• **Exercise task**
Give the number of lines that include the word "used", nothing more.

• **Stored entries**

+++++

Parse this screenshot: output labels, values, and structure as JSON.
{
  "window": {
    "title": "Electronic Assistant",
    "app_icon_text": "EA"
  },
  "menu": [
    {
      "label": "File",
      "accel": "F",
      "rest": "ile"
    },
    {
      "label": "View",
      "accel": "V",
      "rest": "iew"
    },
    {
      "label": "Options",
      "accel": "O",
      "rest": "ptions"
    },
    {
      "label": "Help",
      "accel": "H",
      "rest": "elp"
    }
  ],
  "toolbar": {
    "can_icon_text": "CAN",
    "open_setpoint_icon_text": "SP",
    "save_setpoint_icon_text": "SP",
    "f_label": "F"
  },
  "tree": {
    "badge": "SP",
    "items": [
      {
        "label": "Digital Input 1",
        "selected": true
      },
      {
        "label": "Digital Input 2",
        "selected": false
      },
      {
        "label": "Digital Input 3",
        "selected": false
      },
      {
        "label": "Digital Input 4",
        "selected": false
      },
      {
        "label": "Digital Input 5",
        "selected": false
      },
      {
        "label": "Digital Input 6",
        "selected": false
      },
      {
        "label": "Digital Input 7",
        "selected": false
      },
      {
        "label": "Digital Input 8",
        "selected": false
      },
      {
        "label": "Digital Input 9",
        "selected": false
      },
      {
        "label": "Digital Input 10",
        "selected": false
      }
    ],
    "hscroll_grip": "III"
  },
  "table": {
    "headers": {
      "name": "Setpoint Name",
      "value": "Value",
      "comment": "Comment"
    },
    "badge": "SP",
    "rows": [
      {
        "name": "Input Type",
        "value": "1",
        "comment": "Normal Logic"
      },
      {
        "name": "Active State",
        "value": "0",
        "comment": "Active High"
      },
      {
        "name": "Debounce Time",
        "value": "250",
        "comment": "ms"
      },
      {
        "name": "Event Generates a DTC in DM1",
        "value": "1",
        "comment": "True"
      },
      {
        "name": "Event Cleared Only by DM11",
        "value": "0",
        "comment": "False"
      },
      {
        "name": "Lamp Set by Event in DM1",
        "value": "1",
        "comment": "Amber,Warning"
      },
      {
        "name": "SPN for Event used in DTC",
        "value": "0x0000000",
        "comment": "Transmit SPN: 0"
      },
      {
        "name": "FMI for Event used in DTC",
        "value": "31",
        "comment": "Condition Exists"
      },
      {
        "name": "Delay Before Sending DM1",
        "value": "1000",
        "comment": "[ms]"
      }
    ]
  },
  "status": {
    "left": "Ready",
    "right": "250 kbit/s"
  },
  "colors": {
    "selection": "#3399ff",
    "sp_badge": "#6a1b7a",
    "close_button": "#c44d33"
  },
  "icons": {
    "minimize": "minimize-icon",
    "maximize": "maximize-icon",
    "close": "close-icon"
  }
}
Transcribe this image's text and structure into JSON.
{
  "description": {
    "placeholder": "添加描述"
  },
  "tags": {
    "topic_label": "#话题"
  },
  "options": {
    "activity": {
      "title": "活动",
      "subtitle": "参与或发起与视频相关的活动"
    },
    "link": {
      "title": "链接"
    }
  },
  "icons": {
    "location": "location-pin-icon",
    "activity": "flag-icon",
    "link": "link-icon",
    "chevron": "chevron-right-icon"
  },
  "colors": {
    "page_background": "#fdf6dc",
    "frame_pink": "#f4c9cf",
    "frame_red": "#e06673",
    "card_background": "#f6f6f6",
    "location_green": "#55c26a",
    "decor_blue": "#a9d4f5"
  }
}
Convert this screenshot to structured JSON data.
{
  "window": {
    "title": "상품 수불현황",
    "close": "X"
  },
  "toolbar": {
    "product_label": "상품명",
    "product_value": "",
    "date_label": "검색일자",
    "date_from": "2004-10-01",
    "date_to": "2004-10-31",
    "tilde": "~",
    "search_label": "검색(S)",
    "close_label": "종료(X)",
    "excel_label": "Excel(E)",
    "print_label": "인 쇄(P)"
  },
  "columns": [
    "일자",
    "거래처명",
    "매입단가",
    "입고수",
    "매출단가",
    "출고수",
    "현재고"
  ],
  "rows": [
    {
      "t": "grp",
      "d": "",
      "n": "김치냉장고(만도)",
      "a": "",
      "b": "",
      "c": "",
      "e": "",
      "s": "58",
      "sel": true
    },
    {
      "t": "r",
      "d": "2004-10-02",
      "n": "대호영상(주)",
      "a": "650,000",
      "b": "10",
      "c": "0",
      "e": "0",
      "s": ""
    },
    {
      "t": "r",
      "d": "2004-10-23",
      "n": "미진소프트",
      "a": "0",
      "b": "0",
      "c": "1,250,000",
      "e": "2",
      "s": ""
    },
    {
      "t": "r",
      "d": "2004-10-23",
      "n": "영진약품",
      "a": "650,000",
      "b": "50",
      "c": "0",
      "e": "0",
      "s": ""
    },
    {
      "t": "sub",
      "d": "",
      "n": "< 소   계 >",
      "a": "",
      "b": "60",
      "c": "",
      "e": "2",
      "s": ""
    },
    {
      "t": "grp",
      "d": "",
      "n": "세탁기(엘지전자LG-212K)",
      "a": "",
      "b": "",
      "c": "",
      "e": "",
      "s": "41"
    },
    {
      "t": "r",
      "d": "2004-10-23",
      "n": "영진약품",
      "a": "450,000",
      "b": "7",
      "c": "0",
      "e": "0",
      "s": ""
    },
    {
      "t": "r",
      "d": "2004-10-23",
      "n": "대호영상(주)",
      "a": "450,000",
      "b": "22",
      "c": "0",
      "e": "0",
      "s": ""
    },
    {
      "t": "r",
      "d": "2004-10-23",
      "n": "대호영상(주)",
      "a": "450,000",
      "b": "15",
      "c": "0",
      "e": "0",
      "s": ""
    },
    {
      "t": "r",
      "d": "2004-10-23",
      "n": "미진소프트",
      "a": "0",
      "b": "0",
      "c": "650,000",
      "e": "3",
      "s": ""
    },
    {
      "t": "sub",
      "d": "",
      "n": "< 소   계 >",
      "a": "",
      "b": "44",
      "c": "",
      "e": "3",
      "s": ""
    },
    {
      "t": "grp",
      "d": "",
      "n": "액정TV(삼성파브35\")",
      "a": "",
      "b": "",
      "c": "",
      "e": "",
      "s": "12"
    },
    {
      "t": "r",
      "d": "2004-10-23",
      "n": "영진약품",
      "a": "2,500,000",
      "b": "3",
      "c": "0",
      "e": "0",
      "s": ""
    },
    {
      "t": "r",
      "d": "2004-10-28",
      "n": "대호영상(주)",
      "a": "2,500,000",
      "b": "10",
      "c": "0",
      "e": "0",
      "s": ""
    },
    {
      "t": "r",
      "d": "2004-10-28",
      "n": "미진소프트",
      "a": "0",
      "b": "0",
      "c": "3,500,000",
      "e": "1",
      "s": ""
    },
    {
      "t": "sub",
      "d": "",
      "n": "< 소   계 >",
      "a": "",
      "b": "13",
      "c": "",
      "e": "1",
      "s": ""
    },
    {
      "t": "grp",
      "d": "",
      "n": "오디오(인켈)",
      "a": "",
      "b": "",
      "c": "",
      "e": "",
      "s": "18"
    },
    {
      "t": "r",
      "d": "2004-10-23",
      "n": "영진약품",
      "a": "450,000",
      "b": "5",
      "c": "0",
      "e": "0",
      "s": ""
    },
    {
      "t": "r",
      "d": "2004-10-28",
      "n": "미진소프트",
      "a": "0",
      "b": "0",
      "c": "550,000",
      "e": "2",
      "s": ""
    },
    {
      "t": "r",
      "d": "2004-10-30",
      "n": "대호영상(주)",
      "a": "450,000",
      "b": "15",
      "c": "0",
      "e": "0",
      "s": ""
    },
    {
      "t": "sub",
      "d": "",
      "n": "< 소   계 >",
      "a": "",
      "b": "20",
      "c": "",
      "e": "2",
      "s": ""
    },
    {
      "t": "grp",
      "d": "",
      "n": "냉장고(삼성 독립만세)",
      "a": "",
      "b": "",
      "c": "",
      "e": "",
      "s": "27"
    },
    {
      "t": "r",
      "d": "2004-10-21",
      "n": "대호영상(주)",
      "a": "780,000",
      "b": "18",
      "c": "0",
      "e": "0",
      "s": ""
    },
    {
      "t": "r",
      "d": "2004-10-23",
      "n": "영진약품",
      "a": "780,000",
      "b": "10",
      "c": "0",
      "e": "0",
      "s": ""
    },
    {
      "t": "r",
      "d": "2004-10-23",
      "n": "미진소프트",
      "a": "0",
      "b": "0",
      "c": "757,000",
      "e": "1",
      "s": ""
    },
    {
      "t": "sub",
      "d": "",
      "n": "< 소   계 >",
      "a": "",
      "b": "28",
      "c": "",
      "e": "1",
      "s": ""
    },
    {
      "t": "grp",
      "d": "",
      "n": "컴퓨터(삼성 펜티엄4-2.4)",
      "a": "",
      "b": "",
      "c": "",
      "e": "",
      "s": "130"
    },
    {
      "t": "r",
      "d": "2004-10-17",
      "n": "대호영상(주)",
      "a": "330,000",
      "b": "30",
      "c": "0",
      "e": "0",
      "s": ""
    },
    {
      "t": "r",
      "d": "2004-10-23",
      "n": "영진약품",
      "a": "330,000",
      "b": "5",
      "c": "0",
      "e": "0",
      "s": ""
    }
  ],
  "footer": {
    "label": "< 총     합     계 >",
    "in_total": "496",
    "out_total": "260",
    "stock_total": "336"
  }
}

+++++

• **Solution to the problem**
2